WHAT IS NEEDED -> In the material below, the lines containing the word "interests" are required; copy each of them.

═══ RECORD EXTRACTS ═══

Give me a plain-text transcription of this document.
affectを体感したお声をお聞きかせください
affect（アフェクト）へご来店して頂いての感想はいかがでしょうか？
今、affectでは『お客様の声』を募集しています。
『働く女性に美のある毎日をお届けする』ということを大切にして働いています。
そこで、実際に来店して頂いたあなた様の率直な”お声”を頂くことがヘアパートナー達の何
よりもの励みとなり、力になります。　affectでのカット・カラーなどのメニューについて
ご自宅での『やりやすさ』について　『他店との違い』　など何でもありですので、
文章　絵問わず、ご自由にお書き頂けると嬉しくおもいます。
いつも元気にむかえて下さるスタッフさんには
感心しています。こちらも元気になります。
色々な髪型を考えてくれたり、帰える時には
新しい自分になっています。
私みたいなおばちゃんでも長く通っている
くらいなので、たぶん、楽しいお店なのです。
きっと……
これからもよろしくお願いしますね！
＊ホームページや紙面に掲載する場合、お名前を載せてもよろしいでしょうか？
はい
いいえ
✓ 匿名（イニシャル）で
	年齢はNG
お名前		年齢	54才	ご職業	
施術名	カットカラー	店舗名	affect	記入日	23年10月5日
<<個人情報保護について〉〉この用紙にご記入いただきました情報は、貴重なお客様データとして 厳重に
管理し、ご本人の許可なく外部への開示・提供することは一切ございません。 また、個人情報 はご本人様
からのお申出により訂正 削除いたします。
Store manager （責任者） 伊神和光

═══
═══ RECORD EXTRACTS ═══

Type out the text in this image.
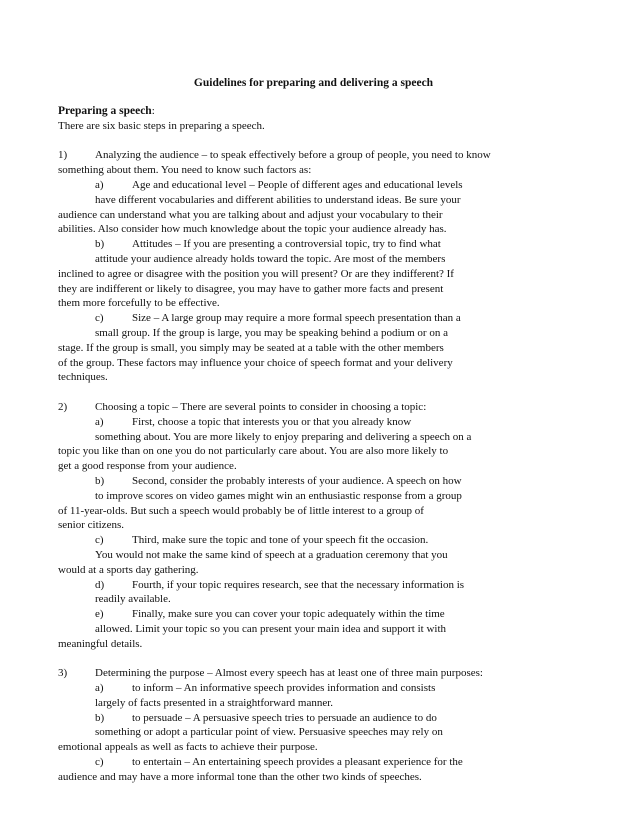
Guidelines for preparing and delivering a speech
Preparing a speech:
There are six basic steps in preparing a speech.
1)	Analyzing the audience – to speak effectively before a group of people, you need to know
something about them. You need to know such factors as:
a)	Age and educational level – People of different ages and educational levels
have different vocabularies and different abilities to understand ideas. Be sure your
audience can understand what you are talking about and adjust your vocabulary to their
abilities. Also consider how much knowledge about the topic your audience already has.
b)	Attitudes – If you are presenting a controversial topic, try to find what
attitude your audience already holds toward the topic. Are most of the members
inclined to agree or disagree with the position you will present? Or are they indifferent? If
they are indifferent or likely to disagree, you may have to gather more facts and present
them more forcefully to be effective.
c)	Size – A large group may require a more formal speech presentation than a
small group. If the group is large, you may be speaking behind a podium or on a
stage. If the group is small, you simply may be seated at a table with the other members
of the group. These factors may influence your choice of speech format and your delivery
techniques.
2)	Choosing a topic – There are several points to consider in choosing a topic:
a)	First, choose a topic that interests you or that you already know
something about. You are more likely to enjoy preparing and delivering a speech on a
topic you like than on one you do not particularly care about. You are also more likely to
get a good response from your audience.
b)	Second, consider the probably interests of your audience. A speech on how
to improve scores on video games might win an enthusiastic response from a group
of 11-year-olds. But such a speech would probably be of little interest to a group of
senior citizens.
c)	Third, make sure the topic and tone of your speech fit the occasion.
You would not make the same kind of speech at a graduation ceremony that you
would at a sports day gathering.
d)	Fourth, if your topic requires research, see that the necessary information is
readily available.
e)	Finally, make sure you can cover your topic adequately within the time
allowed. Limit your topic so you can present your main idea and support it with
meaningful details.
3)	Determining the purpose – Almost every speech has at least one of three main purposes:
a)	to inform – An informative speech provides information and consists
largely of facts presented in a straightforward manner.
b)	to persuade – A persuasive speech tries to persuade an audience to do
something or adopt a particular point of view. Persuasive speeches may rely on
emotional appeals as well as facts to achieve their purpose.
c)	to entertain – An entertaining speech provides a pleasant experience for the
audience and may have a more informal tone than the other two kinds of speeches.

═══
═══ RECORD EXTRACTS ═══

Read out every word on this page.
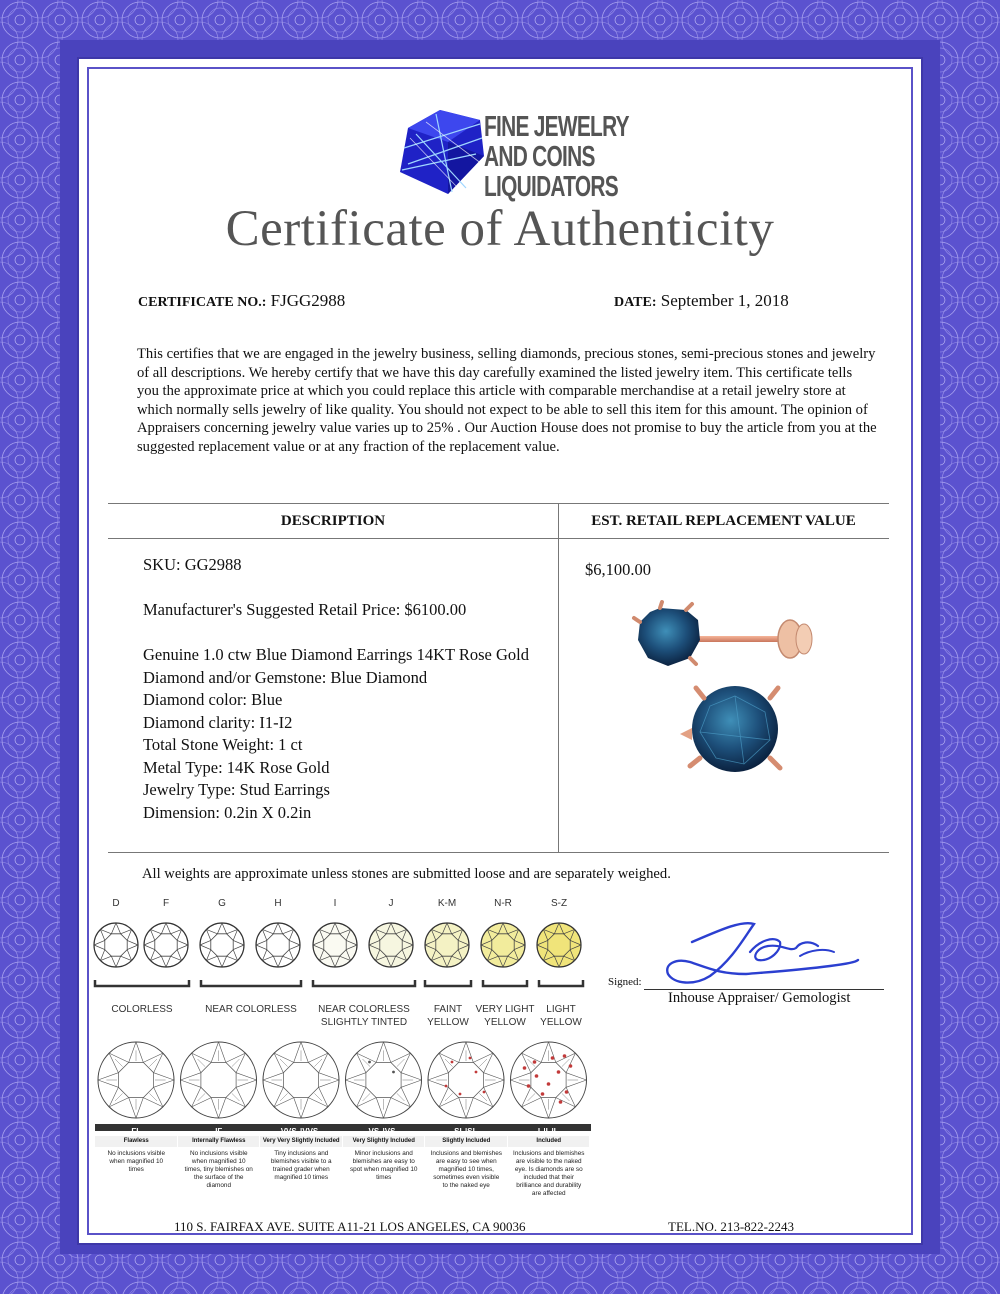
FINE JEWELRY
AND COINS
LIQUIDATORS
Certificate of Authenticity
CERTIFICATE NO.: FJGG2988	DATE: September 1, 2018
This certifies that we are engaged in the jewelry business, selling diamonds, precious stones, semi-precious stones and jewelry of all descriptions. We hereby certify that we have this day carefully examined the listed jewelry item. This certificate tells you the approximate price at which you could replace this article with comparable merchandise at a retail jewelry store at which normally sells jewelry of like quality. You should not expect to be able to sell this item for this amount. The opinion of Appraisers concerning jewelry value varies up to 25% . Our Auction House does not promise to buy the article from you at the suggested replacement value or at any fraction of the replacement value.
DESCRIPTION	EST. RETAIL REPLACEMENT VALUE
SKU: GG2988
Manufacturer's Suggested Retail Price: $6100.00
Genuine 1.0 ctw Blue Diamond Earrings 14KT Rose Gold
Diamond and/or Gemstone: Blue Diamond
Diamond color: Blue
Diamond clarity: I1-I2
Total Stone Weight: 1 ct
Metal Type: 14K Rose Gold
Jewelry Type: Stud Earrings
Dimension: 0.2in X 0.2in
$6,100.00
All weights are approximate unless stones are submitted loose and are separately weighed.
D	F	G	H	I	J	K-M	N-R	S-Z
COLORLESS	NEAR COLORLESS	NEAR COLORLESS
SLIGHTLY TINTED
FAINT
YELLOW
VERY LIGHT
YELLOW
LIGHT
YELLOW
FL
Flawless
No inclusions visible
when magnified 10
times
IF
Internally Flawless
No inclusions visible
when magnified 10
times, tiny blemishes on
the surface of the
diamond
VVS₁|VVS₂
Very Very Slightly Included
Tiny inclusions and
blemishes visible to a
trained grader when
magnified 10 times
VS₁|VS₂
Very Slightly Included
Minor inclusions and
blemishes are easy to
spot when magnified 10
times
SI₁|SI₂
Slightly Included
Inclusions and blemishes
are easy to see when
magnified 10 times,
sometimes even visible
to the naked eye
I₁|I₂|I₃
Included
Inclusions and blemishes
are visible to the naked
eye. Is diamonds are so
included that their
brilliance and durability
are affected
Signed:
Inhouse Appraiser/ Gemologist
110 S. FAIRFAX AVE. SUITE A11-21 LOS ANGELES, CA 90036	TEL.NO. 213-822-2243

═══

OUTPUT ->
a)	First, choose a topic that interests you or that you already know
b)	Second, consider the probably interests of your audience. A speech on how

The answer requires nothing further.